[Records from a data collection]

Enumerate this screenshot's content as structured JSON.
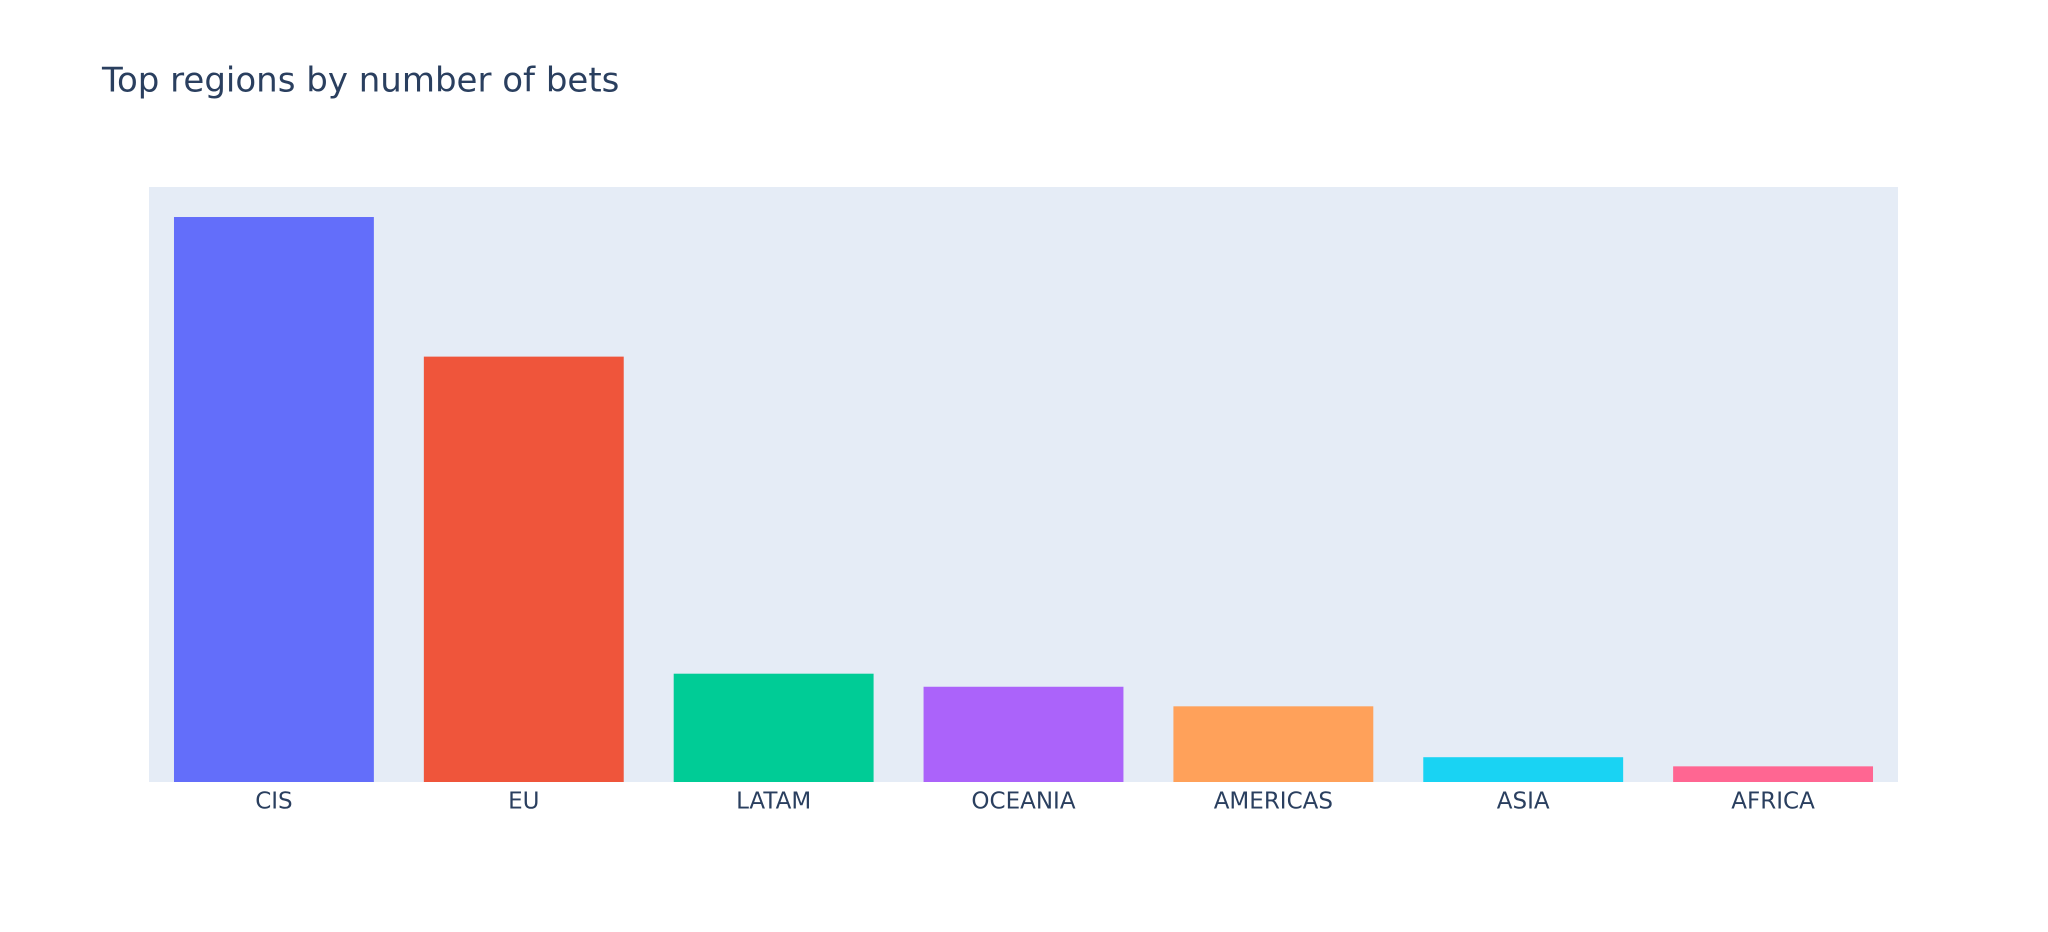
{
  "chart_data": {
    "type": "bar",
    "title": "Top regions by number of bets",
    "categories": [
      "CIS",
      "EU",
      "LATAM",
      "OCEANIA",
      "AMERICAS",
      "ASIA",
      "AFRICA"
    ],
    "values": [
      433,
      326,
      83,
      73,
      58,
      19,
      12
    ],
    "colors": [
      "#636efa",
      "#ef553b",
      "#00cc96",
      "#ab63fa",
      "#ffa15a",
      "#19d3f3",
      "#ff6692"
    ],
    "ylim": [
      0,
      456
    ],
    "plot_background": "#e5ecf6"
  }
}
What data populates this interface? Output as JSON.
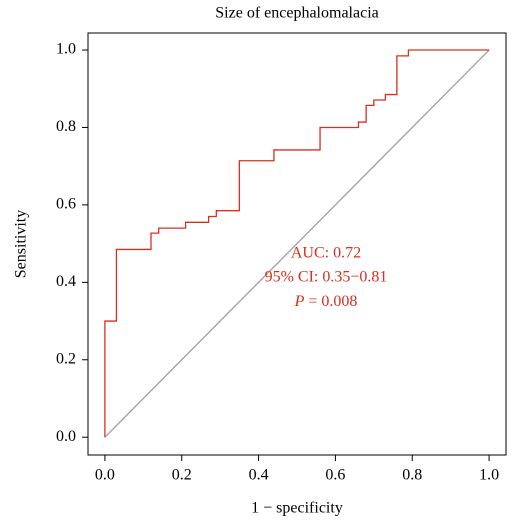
{
  "chart_data": {
    "type": "line",
    "title": "Size of encephalomalacia",
    "xlabel": "1 − specificity",
    "ylabel": "Sensitivity",
    "xlim": [
      -0.044,
      1.044
    ],
    "ylim": [
      -0.046,
      1.044
    ],
    "xticks": [
      {
        "value": 0,
        "label": "0.0"
      },
      {
        "value": 0.2,
        "label": "0.2"
      },
      {
        "value": 0.4,
        "label": "0.4"
      },
      {
        "value": 0.6,
        "label": "0.6"
      },
      {
        "value": 0.8,
        "label": "0.8"
      },
      {
        "value": 1,
        "label": "1.0"
      }
    ],
    "yticks": [
      {
        "value": 0,
        "label": "0.0"
      },
      {
        "value": 0.2,
        "label": "0.2"
      },
      {
        "value": 0.4,
        "label": "0.4"
      },
      {
        "value": 0.6,
        "label": "0.6"
      },
      {
        "value": 0.8,
        "label": "0.8"
      },
      {
        "value": 1,
        "label": "1.0"
      }
    ],
    "series": [
      {
        "color": "#d7301f",
        "x": [
          0,
          0,
          0.03,
          0.03,
          0.12,
          0.12,
          0.14,
          0.14,
          0.21,
          0.21,
          0.27,
          0.27,
          0.29,
          0.29,
          0.35,
          0.35,
          0.44,
          0.44,
          0.56,
          0.56,
          0.66,
          0.66,
          0.68,
          0.68,
          0.7,
          0.7,
          0.73,
          0.73,
          0.76,
          0.76,
          0.79,
          0.79,
          1
        ],
        "y": [
          0,
          0.3,
          0.3,
          0.485,
          0.485,
          0.527,
          0.527,
          0.54,
          0.54,
          0.555,
          0.555,
          0.57,
          0.57,
          0.585,
          0.585,
          0.714,
          0.714,
          0.742,
          0.742,
          0.8,
          0.8,
          0.814,
          0.814,
          0.857,
          0.857,
          0.871,
          0.871,
          0.885,
          0.885,
          0.985,
          0.985,
          1,
          1
        ]
      },
      {
        "color": "#a0a0a0",
        "x": [
          0,
          1
        ],
        "y": [
          0,
          1
        ]
      }
    ],
    "annotation_color": "#d7301f",
    "annotations": [
      "AUC: 0.72",
      "95% CI: 0.35−0.81"
    ],
    "p_annotation": {
      "symbol": "P",
      "text": " = 0.008"
    }
  }
}
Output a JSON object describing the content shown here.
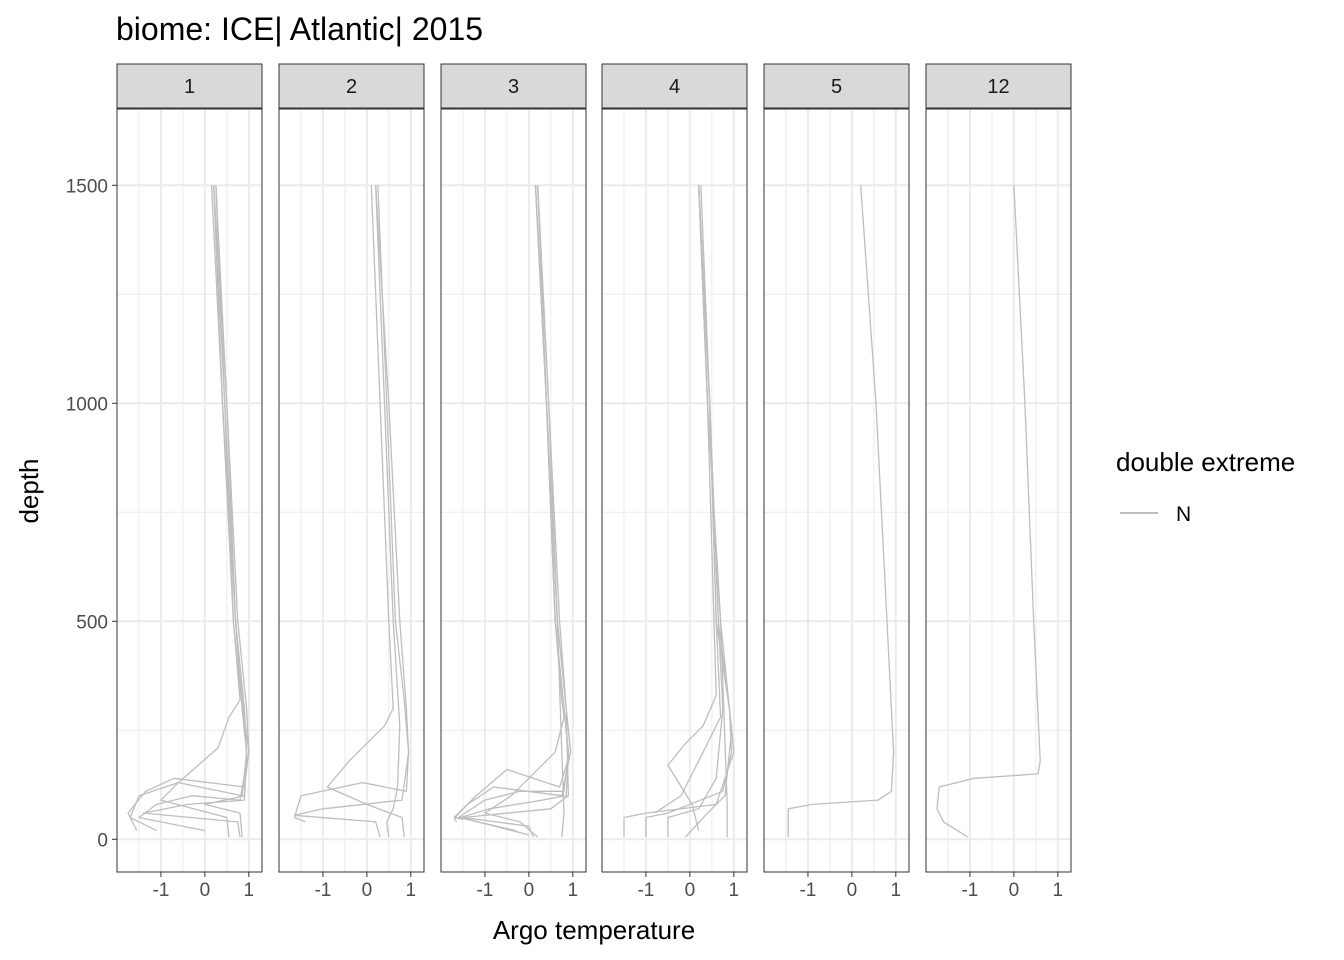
{
  "chart_data": {
    "type": "line",
    "title": "biome: ICE| Atlantic| 2015",
    "xlabel": "Argo temperature",
    "ylabel": "depth",
    "x_ticks": [
      -1,
      0,
      1
    ],
    "x_tick_labels": [
      "-1",
      "0",
      "1"
    ],
    "y_ticks": [
      0,
      500,
      1000,
      1500
    ],
    "y_tick_labels": [
      "0",
      "500",
      "1000",
      "1500"
    ],
    "xlim": [
      -2.0,
      1.3
    ],
    "ylim": [
      1675,
      -75
    ],
    "y_reversed": true,
    "grid": true,
    "legend": {
      "title": "double extreme",
      "position": "right",
      "entries": [
        "N"
      ]
    },
    "line_color": "#bebebe",
    "facets": [
      {
        "label": "1",
        "profiles": [
          {
            "x": [
              -1.55,
              -1.75,
              -1.35,
              -0.7,
              0.9,
              1.0,
              0.95,
              0.75,
              0.5,
              0.2
            ],
            "y": [
              20,
              60,
              110,
              140,
              120,
              200,
              300,
              500,
              1000,
              1500
            ]
          },
          {
            "x": [
              -1.1,
              -1.7,
              -1.5,
              -0.6,
              0.85,
              0.95,
              0.9,
              0.7,
              0.45,
              0.25
            ],
            "y": [
              20,
              50,
              100,
              130,
              100,
              200,
              300,
              500,
              1000,
              1500
            ]
          },
          {
            "x": [
              0.0,
              -1.5,
              -1.1,
              -0.3,
              0.8,
              1.0,
              0.85,
              0.7,
              0.4,
              0.2
            ],
            "y": [
              20,
              50,
              80,
              100,
              90,
              200,
              320,
              500,
              1000,
              1500
            ]
          },
          {
            "x": [
              0.55,
              0.5,
              -1.0,
              -0.6,
              0.3,
              0.55,
              0.8,
              0.65,
              0.4,
              0.15
            ],
            "y": [
              5,
              50,
              90,
              130,
              210,
              280,
              320,
              500,
              1000,
              1500
            ]
          },
          {
            "x": [
              0.8,
              0.75,
              -1.4,
              -0.4,
              0.9,
              0.95,
              0.85,
              0.7,
              0.5,
              0.25
            ],
            "y": [
              5,
              40,
              60,
              80,
              90,
              200,
              300,
              500,
              1000,
              1500
            ]
          },
          {
            "x": [
              0.85,
              0.8,
              0.0,
              0.9,
              0.95,
              0.85,
              0.65,
              0.45,
              0.2
            ],
            "y": [
              5,
              60,
              80,
              100,
              200,
              300,
              500,
              1000,
              1500
            ]
          }
        ]
      },
      {
        "label": "2",
        "profiles": [
          {
            "x": [
              -1.4,
              -1.65,
              -1.5,
              -0.1,
              0.9,
              0.95,
              0.85,
              0.65,
              0.45,
              0.25
            ],
            "y": [
              40,
              50,
              100,
              130,
              110,
              200,
              320,
              500,
              1000,
              1500
            ]
          },
          {
            "x": [
              0.3,
              0.2,
              -1.65,
              -1.0,
              0.8,
              0.95,
              0.9,
              0.75,
              0.5,
              0.2
            ],
            "y": [
              5,
              40,
              55,
              70,
              90,
              200,
              300,
              500,
              1000,
              1500
            ]
          },
          {
            "x": [
              0.85,
              0.8,
              0.0,
              -0.9,
              -0.4,
              0.4,
              0.6,
              0.5,
              0.3,
              0.1
            ],
            "y": [
              5,
              50,
              80,
              120,
              180,
              260,
              300,
              500,
              1000,
              1500
            ]
          },
          {
            "x": [
              0.5,
              0.45,
              0.6,
              0.7,
              0.75,
              0.6,
              0.4,
              0.2
            ],
            "y": [
              5,
              40,
              70,
              120,
              260,
              500,
              1000,
              1500
            ]
          }
        ]
      },
      {
        "label": "3",
        "profiles": [
          {
            "x": [
              -1.65,
              -1.7,
              -1.2,
              -0.5,
              0.7,
              0.95,
              0.85,
              0.65,
              0.4,
              0.15
            ],
            "y": [
              40,
              50,
              100,
              160,
              120,
              200,
              300,
              500,
              1000,
              1500
            ]
          },
          {
            "x": [
              -1.5,
              -1.68,
              -1.4,
              -0.8,
              0.75,
              0.95,
              0.85,
              0.65,
              0.4,
              0.2
            ],
            "y": [
              45,
              50,
              80,
              120,
              100,
              200,
              300,
              500,
              1000,
              1500
            ]
          },
          {
            "x": [
              -0.3,
              -1.6,
              -1.0,
              -0.2,
              0.8,
              0.9,
              0.8,
              0.6,
              0.4,
              0.15
            ],
            "y": [
              20,
              50,
              90,
              110,
              110,
              200,
              300,
              500,
              1000,
              1500
            ]
          },
          {
            "x": [
              0.0,
              -1.55,
              -0.9,
              0.3,
              0.85,
              0.9,
              0.8,
              0.6,
              0.4,
              0.15
            ],
            "y": [
              10,
              50,
              70,
              90,
              100,
              200,
              300,
              500,
              1000,
              1500
            ]
          },
          {
            "x": [
              0.1,
              0.0,
              -1.5,
              0.5,
              0.9,
              0.85,
              0.7,
              0.45,
              0.2
            ],
            "y": [
              5,
              30,
              50,
              70,
              100,
              300,
              500,
              1000,
              1500
            ]
          },
          {
            "x": [
              0.2,
              -0.2,
              -1.0,
              -0.4,
              0.6,
              0.8,
              0.75,
              0.6,
              0.4,
              0.15
            ],
            "y": [
              5,
              40,
              60,
              100,
              200,
              280,
              320,
              500,
              1000,
              1500
            ]
          },
          {
            "x": [
              0.75,
              0.8,
              0.75,
              0.65,
              0.45,
              0.2
            ],
            "y": [
              5,
              60,
              200,
              500,
              1000,
              1500
            ]
          }
        ]
      },
      {
        "label": "4",
        "profiles": [
          {
            "x": [
              -1.5,
              -1.5,
              -1.0,
              0.6,
              1.0,
              0.9,
              0.65,
              0.45,
              0.2
            ],
            "y": [
              5,
              50,
              60,
              80,
              200,
              300,
              500,
              1000,
              1500
            ]
          },
          {
            "x": [
              -1.0,
              -1.0,
              -0.5,
              0.75,
              0.95,
              0.9,
              0.6,
              0.45,
              0.2
            ],
            "y": [
              5,
              50,
              60,
              110,
              200,
              300,
              500,
              1000,
              1500
            ]
          },
          {
            "x": [
              -0.5,
              -0.5,
              0.2,
              0.6,
              0.75,
              0.65,
              0.45,
              0.25
            ],
            "y": [
              5,
              50,
              70,
              140,
              300,
              500,
              1000,
              1500
            ]
          },
          {
            "x": [
              0.2,
              0.05,
              -0.5,
              -0.1,
              0.3,
              0.6,
              0.55,
              0.4,
              0.2
            ],
            "y": [
              20,
              80,
              170,
              220,
              260,
              330,
              500,
              1000,
              1500
            ]
          },
          {
            "x": [
              0.85,
              0.85,
              0.7,
              0.4,
              0.2
            ],
            "y": [
              5,
              80,
              500,
              1000,
              1500
            ]
          },
          {
            "x": [
              -0.8,
              -0.2,
              0.3,
              0.7,
              0.6,
              0.45,
              0.2
            ],
            "y": [
              60,
              100,
              200,
              280,
              500,
              1000,
              1500
            ]
          },
          {
            "x": [
              -0.1,
              0.4,
              0.8,
              0.95,
              0.7,
              0.4,
              0.2
            ],
            "y": [
              5,
              60,
              100,
              250,
              500,
              1000,
              1500
            ]
          }
        ]
      },
      {
        "label": "5",
        "profiles": [
          {
            "x": [
              -1.45,
              -1.45,
              -0.9,
              0.6,
              0.9,
              0.95,
              0.8,
              0.55,
              0.2
            ],
            "y": [
              5,
              70,
              80,
              90,
              110,
              200,
              500,
              1000,
              1500
            ]
          }
        ]
      },
      {
        "label": "12",
        "profiles": [
          {
            "x": [
              -1.05,
              -1.6,
              -1.75,
              -1.7,
              -0.9,
              0.55,
              0.6,
              0.45,
              0.25,
              0.0
            ],
            "y": [
              5,
              40,
              70,
              120,
              140,
              150,
              180,
              500,
              1000,
              1500
            ]
          }
        ]
      }
    ]
  }
}
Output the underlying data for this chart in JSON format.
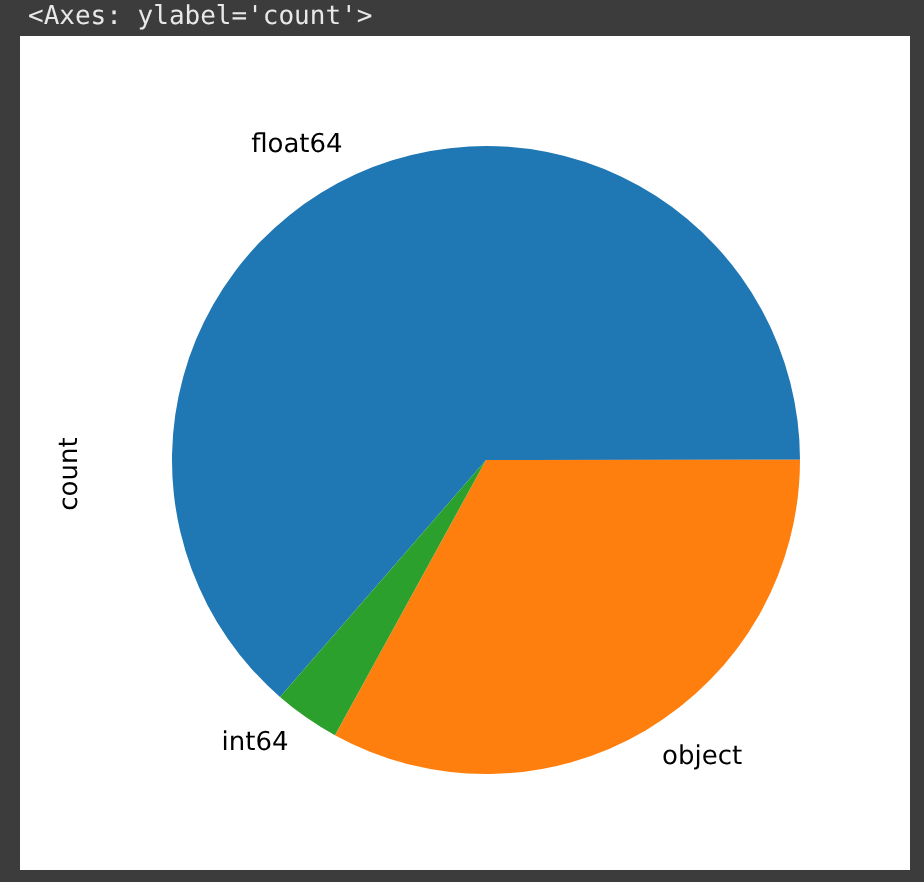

Required task: Scan the listing above. Collect all lines with the word "this".

Full output:
Enumerate this screenshot's content as structured JSON.
What data populates this interface? Output as JSON.
Output the underlying data for this chart in JSON format.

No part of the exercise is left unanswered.